(REQUIREMENT): Copy the data precisely, character for character, and leave out every picture.

▬▬▬▬▬▬▬▬▬▬

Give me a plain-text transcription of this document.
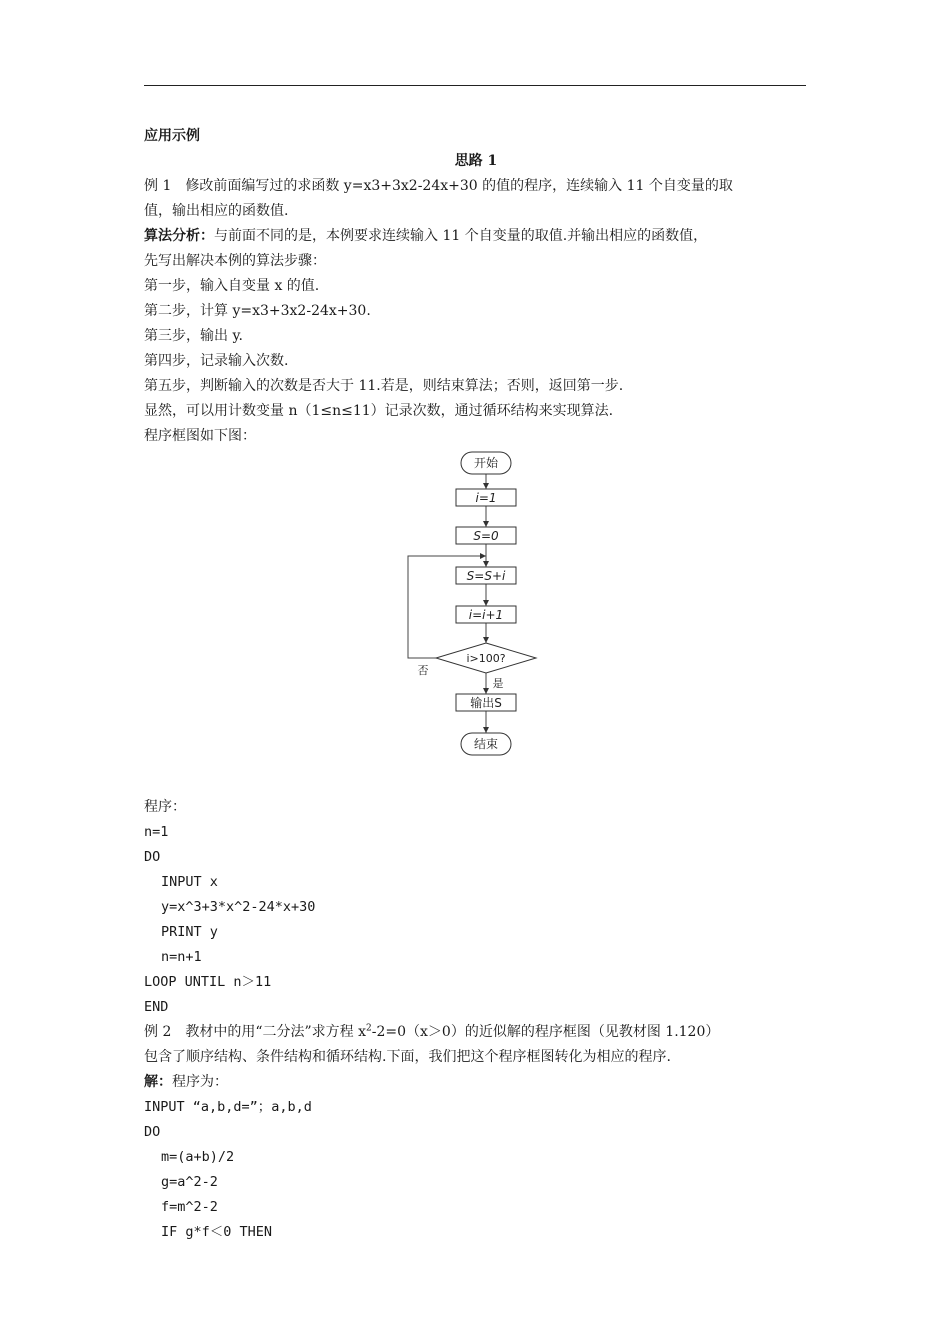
应用示例
思路 1
例 1　修改前面编写过的求函数 y=x3+3x2-24x+30 的值的程序，连续输入 11 个自变量的取
值，输出相应的函数值.
算法分析：与前面不同的是，本例要求连续输入 11 个自变量的取值.并输出相应的函数值，
先写出解决本例的算法步骤：
第一步，输入自变量 x 的值.
第二步，计算 y=x3+3x2-24x+30.
第三步，输出 y.
第四步，记录输入次数.
第五步，判断输入的次数是否大于 11.若是，则结束算法；否则，返回第一步.
显然，可以用计数变量 n（1≤n≤11）记录次数，通过循环结构来实现算法.
程序框图如下图：
开始
i=1
S=0
S=S+i
i=i+1
i>100?
否
是
输出S
结束
程序：
n=1
DO
INPUT x
y=x^3+3*x^2-24*x+30
PRINT y
n=n+1
LOOP UNTIL n＞11
END
例 2　教材中的用“二分法”求方程 $x^2-2=0(x>0)$的近似解的程序框图（见教材图 1.120）
包含了顺序结构、条件结构和循环结构.下面，我们把这个程序框图转化为相应的程序.
解：程序为：
INPUT “a,b,d=”；a,b,d
DO
m=(a+b)/2
g=a^2-2
f=m^2-2
IF g*f＜0 THEN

▬▬▬▬▬▬▬▬▬▬

(IN RESPONSE):
Give me a plain-text transcription of this document.
应用示例
思路 1
例 1　修改前面编写过的求函数 y=x3+3x2-24x+30 的值的程序，连续输入 11 个自变量的取
值，输出相应的函数值.
算法分析：与前面不同的是，本例要求连续输入 11 个自变量的取值.并输出相应的函数值，
先写出解决本例的算法步骤：
第一步，输入自变量 x 的值.
第二步，计算 y=x3+3x2-24x+30.
第三步，输出 y.
第四步，记录输入次数.
第五步，判断输入的次数是否大于 11.若是，则结束算法；否则，返回第一步.
显然，可以用计数变量 n（1≤n≤11）记录次数，通过循环结构来实现算法.
程序框图如下图：
开始
i=1
S=0
S=S+i
i=i+1
i>100?
否
是
输出S
结束
程序：
n=1
DO
INPUT x
y=x^3+3*x^2-24*x+30
PRINT y
n=n+1
LOOP UNTIL n＞11
END
例 2　教材中的用“二分法”求方程 $x^2-2=0(x>0)$的近似解的程序框图（见教材图 1.120）
包含了顺序结构、条件结构和循环结构.下面，我们把这个程序框图转化为相应的程序.
解：程序为：
INPUT “a,b,d=”；a,b,d
DO
m=(a+b)/2
g=a^2-2
f=m^2-2
IF g*f＜0 THEN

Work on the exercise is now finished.